- **Exercise aim**
Repeat all the records exactly, omitting pictures.

--------------------------------------------------

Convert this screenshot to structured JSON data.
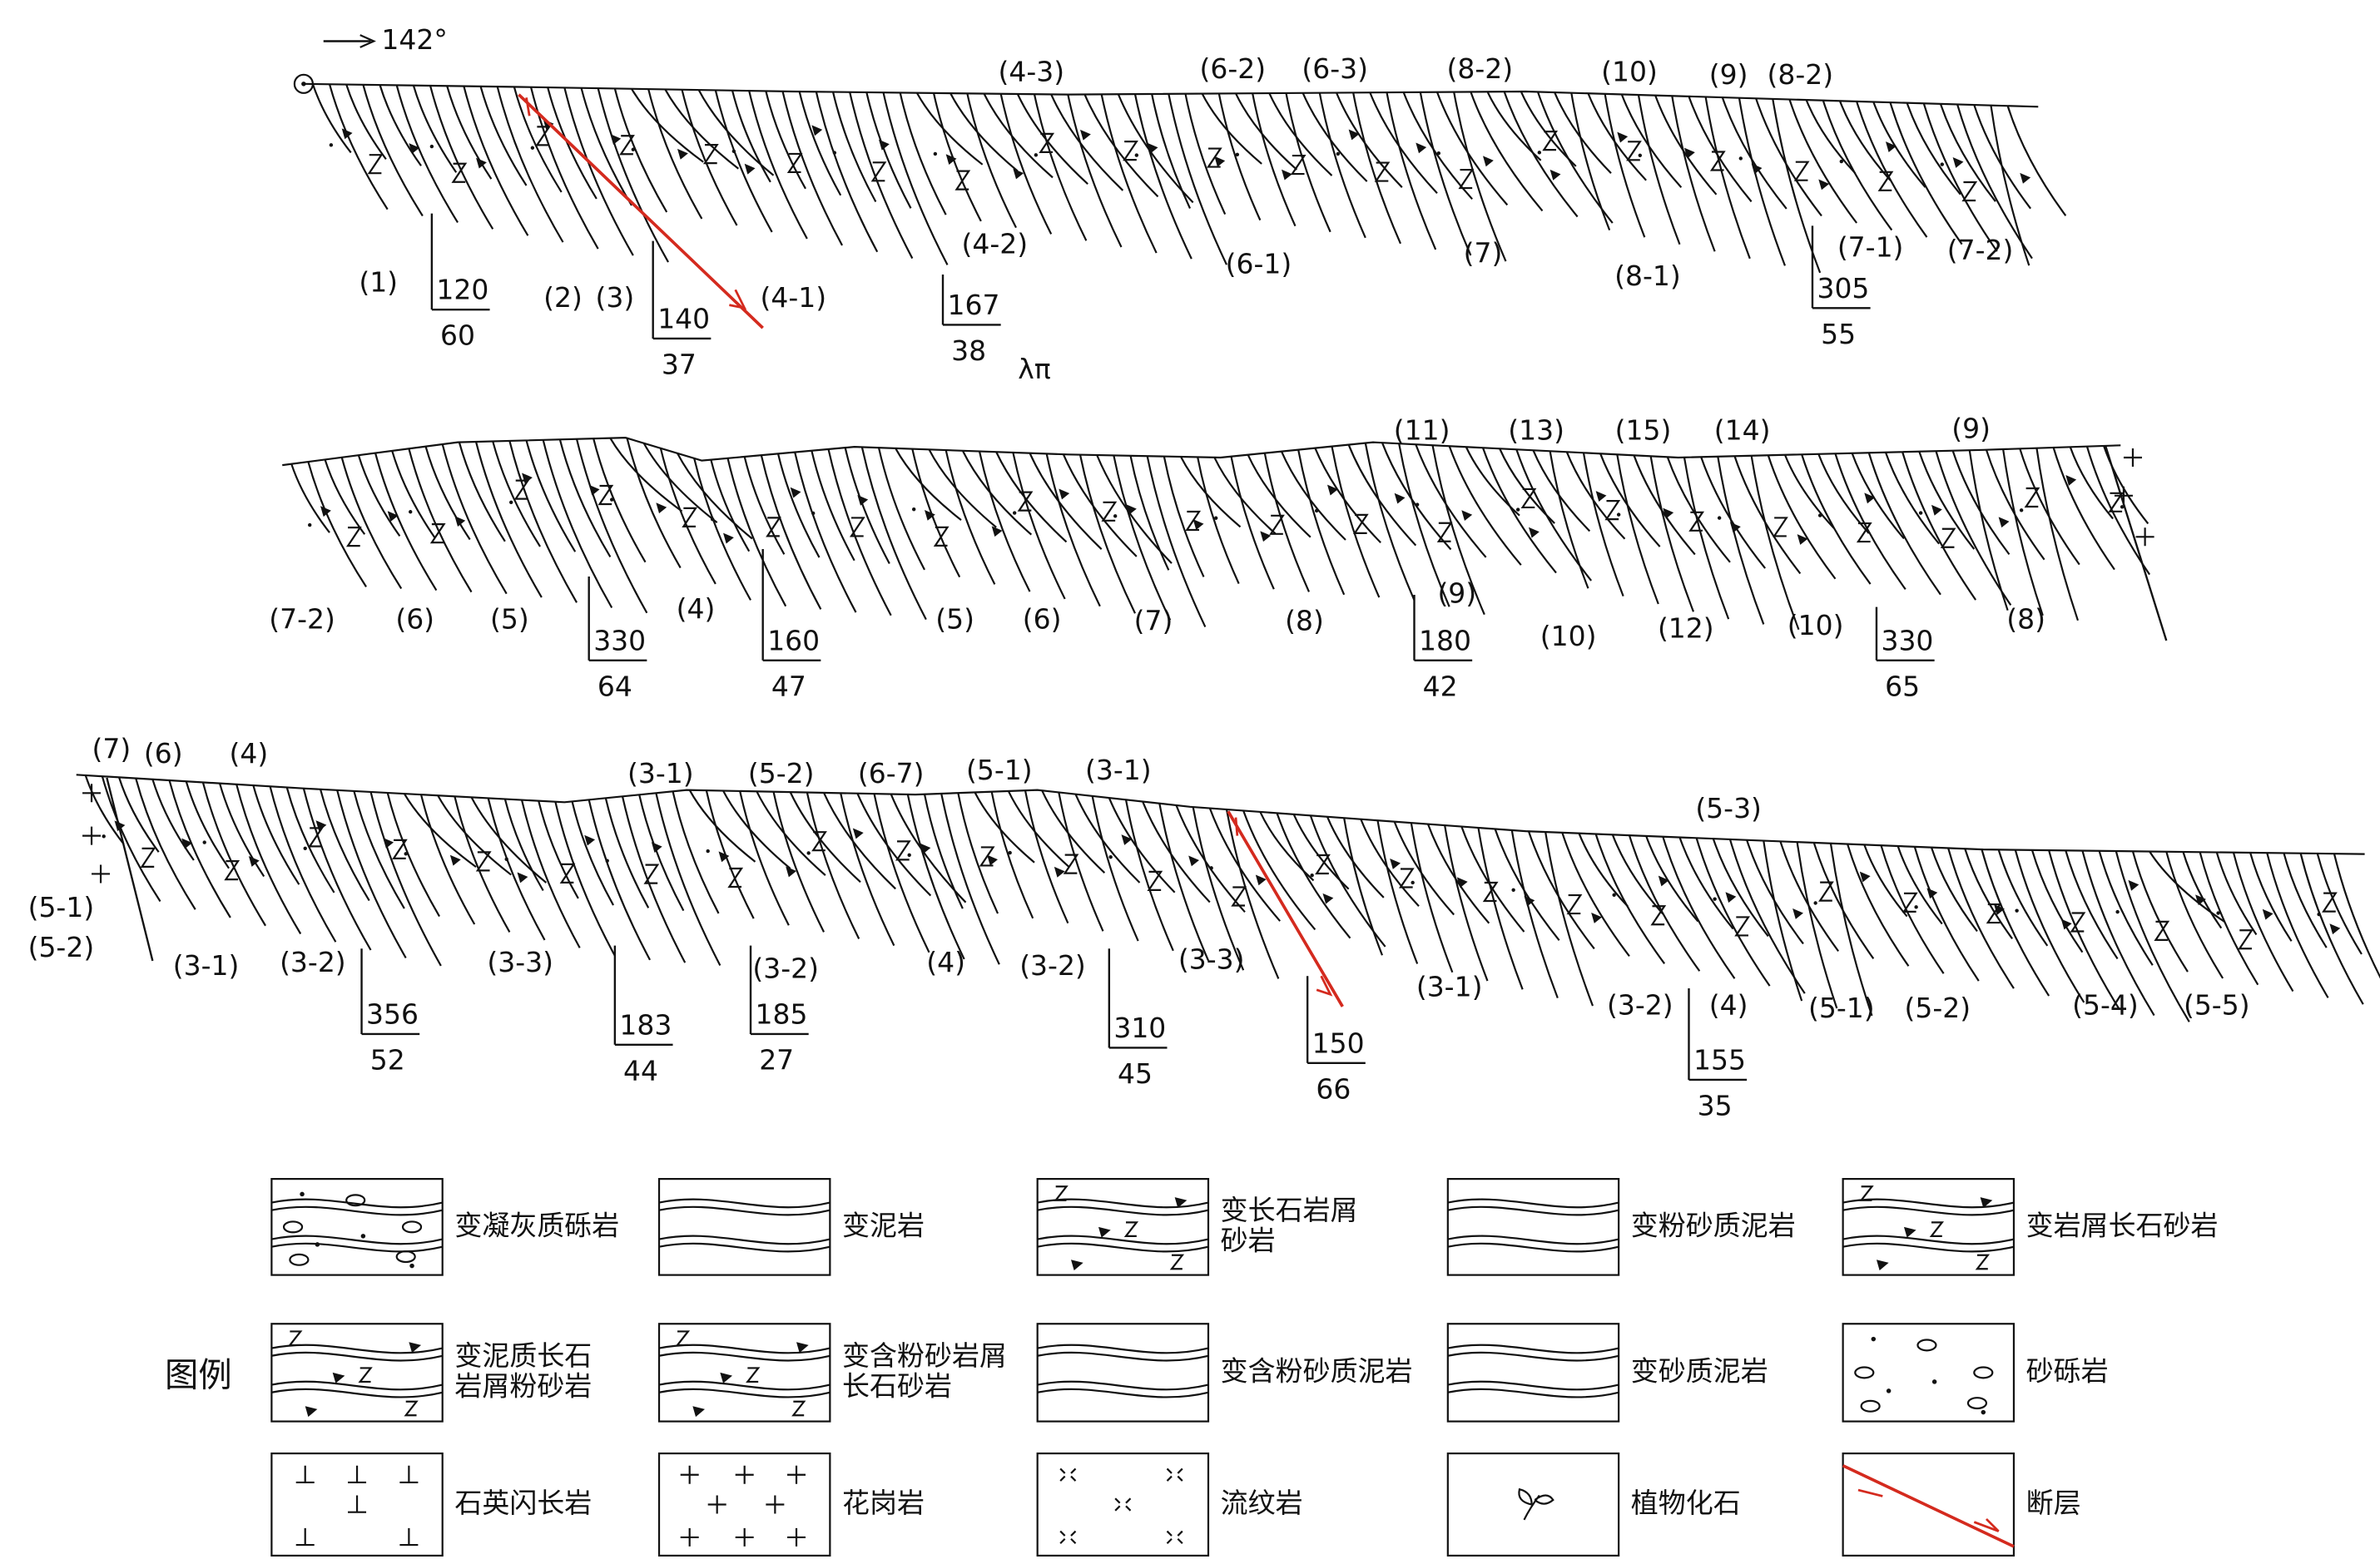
{
  "direction": "142°",
  "rock_symbol": "λπ",
  "profiles": [
    {
      "labels": [
        "(4-3)",
        "(6-2)",
        "(6-3)",
        "(8-2)",
        "(10)",
        "(9)",
        "(8-2)",
        "(1)",
        "(2)",
        "(3)",
        "(4-1)",
        "(4-2)",
        "(6-1)",
        "(7)",
        "(8-1)",
        "(7-1)",
        "(7-2)"
      ],
      "attitudes": [
        {
          "strike": 120,
          "dip": 60
        },
        {
          "strike": 140,
          "dip": 37
        },
        {
          "strike": 167,
          "dip": 38
        },
        {
          "strike": 305,
          "dip": 55
        }
      ]
    },
    {
      "labels": [
        "(11)",
        "(13)",
        "(15)",
        "(14)",
        "(9)",
        "(7-2)",
        "(6)",
        "(5)",
        "(4)",
        "(5)",
        "(6)",
        "(7)",
        "(8)",
        "(9)",
        "(10)",
        "(12)",
        "(10)",
        "(8)"
      ],
      "attitudes": [
        {
          "strike": 330,
          "dip": 64
        },
        {
          "strike": 160,
          "dip": 47
        },
        {
          "strike": 180,
          "dip": 42
        },
        {
          "strike": 330,
          "dip": 65
        }
      ]
    },
    {
      "labels": [
        "(7)",
        "(6)",
        "(4)",
        "(3-1)",
        "(5-2)",
        "(6-7)",
        "(5-1)",
        "(3-1)",
        "(5-3)",
        "(5-1)",
        "(5-2)",
        "(3-1)",
        "(3-2)",
        "(3-3)",
        "(3-2)",
        "(4)",
        "(3-2)",
        "(3-3)",
        "(3-1)",
        "(3-2)",
        "(4)",
        "(5-1)",
        "(5-2)",
        "(5-4)",
        "(5-5)"
      ],
      "attitudes": [
        {
          "strike": 356,
          "dip": 52
        },
        {
          "strike": 183,
          "dip": 44
        },
        {
          "strike": 185,
          "dip": 27
        },
        {
          "strike": 310,
          "dip": 45
        },
        {
          "strike": 150,
          "dip": 66
        },
        {
          "strike": 155,
          "dip": 35
        }
      ]
    }
  ],
  "legend": {
    "title": "图例",
    "items": [
      [
        "变凝灰质砾岩"
      ],
      [
        "变泥岩"
      ],
      [
        "变长石岩屑",
        "砂岩"
      ],
      [
        "变粉砂质泥岩"
      ],
      [
        "变岩屑长石砂岩"
      ],
      [
        "变泥质长石",
        "岩屑粉砂岩"
      ],
      [
        "变含粉砂岩屑",
        "长石砂岩"
      ],
      [
        "变含粉砂质泥岩"
      ],
      [
        "变砂质泥岩"
      ],
      [
        "砂砾岩"
      ],
      [
        "石英闪长岩"
      ],
      [
        "花岗岩"
      ],
      [
        "流纹岩"
      ],
      [
        "植物化石"
      ],
      [
        "断层"
      ]
    ]
  }
}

--------------------------------------------------

- **Solution to this problem**
Convert this screenshot to structured JSON data.
{
  "direction": "142°",
  "rock_symbol": "λπ",
  "profiles": [
    {
      "labels": [
        "(4-3)",
        "(6-2)",
        "(6-3)",
        "(8-2)",
        "(10)",
        "(9)",
        "(8-2)",
        "(1)",
        "(2)",
        "(3)",
        "(4-1)",
        "(4-2)",
        "(6-1)",
        "(7)",
        "(8-1)",
        "(7-1)",
        "(7-2)"
      ],
      "attitudes": [
        {
          "strike": 120,
          "dip": 60
        },
        {
          "strike": 140,
          "dip": 37
        },
        {
          "strike": 167,
          "dip": 38
        },
        {
          "strike": 305,
          "dip": 55
        }
      ]
    },
    {
      "labels": [
        "(11)",
        "(13)",
        "(15)",
        "(14)",
        "(9)",
        "(7-2)",
        "(6)",
        "(5)",
        "(4)",
        "(5)",
        "(6)",
        "(7)",
        "(8)",
        "(9)",
        "(10)",
        "(12)",
        "(10)",
        "(8)"
      ],
      "attitudes": [
        {
          "strike": 330,
          "dip": 64
        },
        {
          "strike": 160,
          "dip": 47
        },
        {
          "strike": 180,
          "dip": 42
        },
        {
          "strike": 330,
          "dip": 65
        }
      ]
    },
    {
      "labels": [
        "(7)",
        "(6)",
        "(4)",
        "(3-1)",
        "(5-2)",
        "(6-7)",
        "(5-1)",
        "(3-1)",
        "(5-3)",
        "(5-1)",
        "(5-2)",
        "(3-1)",
        "(3-2)",
        "(3-3)",
        "(3-2)",
        "(4)",
        "(3-2)",
        "(3-3)",
        "(3-1)",
        "(3-2)",
        "(4)",
        "(5-1)",
        "(5-2)",
        "(5-4)",
        "(5-5)"
      ],
      "attitudes": [
        {
          "strike": 356,
          "dip": 52
        },
        {
          "strike": 183,
          "dip": 44
        },
        {
          "strike": 185,
          "dip": 27
        },
        {
          "strike": 310,
          "dip": 45
        },
        {
          "strike": 150,
          "dip": 66
        },
        {
          "strike": 155,
          "dip": 35
        }
      ]
    }
  ],
  "legend": {
    "title": "图例",
    "items": [
      [
        "变凝灰质砾岩"
      ],
      [
        "变泥岩"
      ],
      [
        "变长石岩屑",
        "砂岩"
      ],
      [
        "变粉砂质泥岩"
      ],
      [
        "变岩屑长石砂岩"
      ],
      [
        "变泥质长石",
        "岩屑粉砂岩"
      ],
      [
        "变含粉砂岩屑",
        "长石砂岩"
      ],
      [
        "变含粉砂质泥岩"
      ],
      [
        "变砂质泥岩"
      ],
      [
        "砂砾岩"
      ],
      [
        "石英闪长岩"
      ],
      [
        "花岗岩"
      ],
      [
        "流纹岩"
      ],
      [
        "植物化石"
      ],
      [
        "断层"
      ]
    ]
  }
}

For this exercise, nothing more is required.